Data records

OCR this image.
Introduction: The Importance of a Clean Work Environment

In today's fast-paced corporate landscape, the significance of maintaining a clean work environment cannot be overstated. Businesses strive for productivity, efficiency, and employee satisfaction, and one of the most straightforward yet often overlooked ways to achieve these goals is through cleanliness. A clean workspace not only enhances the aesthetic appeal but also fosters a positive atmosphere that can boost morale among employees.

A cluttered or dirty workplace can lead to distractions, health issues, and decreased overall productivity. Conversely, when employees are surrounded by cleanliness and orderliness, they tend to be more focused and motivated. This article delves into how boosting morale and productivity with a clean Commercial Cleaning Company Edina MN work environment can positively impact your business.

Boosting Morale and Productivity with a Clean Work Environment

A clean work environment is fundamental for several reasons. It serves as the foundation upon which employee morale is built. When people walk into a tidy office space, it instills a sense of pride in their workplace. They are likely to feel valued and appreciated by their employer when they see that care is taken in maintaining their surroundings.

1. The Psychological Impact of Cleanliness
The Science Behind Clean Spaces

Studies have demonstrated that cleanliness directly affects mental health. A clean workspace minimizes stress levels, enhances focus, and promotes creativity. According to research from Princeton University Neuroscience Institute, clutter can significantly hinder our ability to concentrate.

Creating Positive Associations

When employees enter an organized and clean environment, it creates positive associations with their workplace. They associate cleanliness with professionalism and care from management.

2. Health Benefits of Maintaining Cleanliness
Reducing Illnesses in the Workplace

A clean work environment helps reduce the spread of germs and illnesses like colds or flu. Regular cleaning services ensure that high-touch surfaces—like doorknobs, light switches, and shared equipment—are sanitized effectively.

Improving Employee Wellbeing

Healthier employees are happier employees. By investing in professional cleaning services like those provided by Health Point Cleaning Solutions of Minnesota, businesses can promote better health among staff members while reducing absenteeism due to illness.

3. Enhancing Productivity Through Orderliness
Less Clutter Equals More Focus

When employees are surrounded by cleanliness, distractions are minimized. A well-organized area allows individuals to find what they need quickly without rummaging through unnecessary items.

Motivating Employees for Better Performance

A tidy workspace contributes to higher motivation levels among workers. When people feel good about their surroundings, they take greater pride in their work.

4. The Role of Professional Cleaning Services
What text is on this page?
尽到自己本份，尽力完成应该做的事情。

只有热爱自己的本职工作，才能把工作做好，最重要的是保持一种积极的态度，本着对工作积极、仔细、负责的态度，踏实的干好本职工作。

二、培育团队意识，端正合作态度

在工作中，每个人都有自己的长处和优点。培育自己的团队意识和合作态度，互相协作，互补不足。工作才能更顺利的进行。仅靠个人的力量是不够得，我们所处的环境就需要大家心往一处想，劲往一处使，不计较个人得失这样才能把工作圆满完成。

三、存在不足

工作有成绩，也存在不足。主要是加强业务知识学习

* _Stated problem_: Each line from the one containing "What text is on this page?" through the end of the entries, both included, is to be returned exactly, with no other lines.

* _Solution to this problem_:
What text is on this page?
尽到自己本份，尽力完成应该做的事情。

只有热爱自己的本职工作，才能把工作做好，最重要的是保持一种积极的态度，本着对工作积极、仔细、负责的态度，踏实的干好本职工作。

二、培育团队意识，端正合作态度

在工作中，每个人都有自己的长处和优点。培育自己的团队意识和合作态度，互相协作，互补不足。工作才能更顺利的进行。仅靠个人的力量是不够得，我们所处的环境就需要大家心往一处想，劲往一处使，不计较个人得失这样才能把工作圆满完成。

三、存在不足

工作有成绩，也存在不足。主要是加强业务知识学习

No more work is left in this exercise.